* Exercise requirements
Give the number of lines in the data that hold the string "quartile". Nothing else is needed.

Dataset listings of figures:
------------------------------------------------------------------------

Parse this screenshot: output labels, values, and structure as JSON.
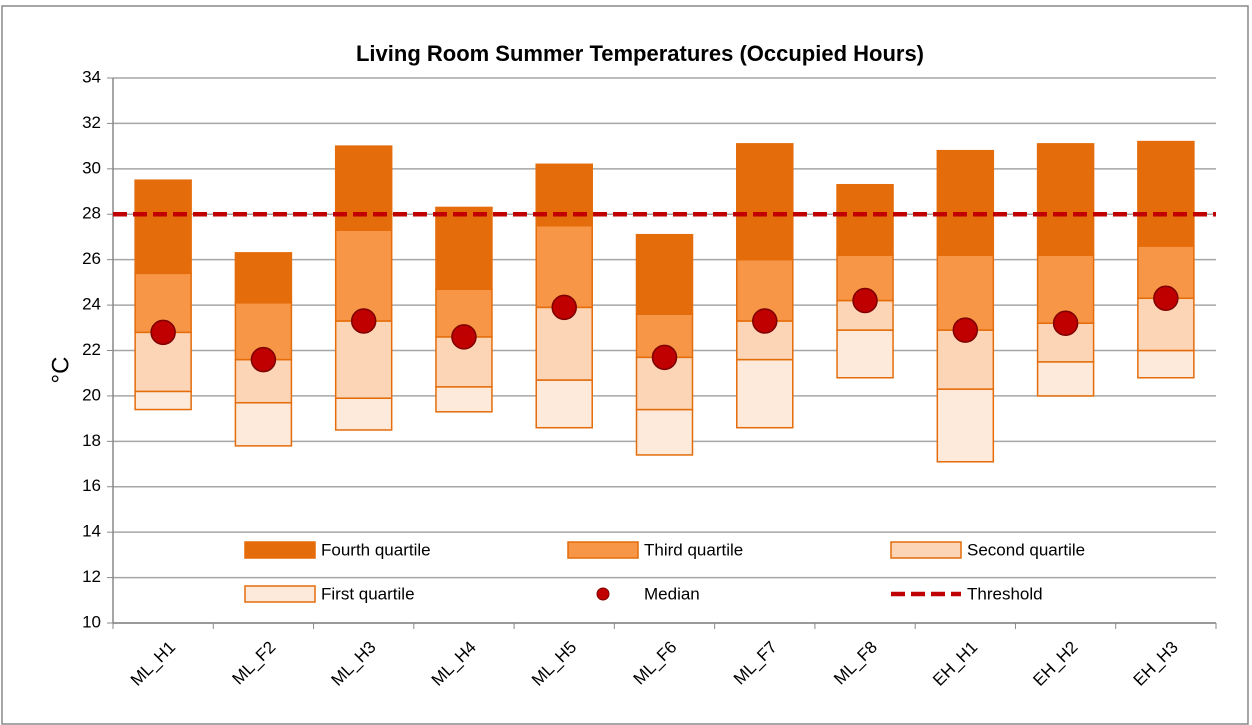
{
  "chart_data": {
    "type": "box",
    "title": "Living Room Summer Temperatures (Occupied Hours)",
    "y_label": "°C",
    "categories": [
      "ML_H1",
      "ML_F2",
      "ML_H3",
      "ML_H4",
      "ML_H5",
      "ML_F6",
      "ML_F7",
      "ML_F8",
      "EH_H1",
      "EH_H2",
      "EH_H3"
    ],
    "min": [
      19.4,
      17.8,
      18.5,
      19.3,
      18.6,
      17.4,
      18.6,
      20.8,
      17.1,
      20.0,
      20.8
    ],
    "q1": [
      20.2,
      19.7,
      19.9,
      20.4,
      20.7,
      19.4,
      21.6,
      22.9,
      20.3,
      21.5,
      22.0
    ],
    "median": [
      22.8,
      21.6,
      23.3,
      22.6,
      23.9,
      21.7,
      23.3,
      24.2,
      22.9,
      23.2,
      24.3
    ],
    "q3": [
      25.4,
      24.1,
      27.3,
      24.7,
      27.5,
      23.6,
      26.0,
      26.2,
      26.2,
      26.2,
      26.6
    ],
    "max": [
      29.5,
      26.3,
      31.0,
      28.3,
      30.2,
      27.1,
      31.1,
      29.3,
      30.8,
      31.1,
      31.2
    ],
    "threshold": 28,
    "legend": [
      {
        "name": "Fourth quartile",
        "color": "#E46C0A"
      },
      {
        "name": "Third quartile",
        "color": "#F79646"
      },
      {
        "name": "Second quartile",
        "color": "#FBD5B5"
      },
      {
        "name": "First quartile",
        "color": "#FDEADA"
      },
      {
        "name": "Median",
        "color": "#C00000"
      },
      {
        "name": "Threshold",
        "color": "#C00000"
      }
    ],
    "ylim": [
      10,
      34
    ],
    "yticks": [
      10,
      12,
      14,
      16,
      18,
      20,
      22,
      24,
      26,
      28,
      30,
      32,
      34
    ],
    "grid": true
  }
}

------------------------------------------------------------------------

* In response
4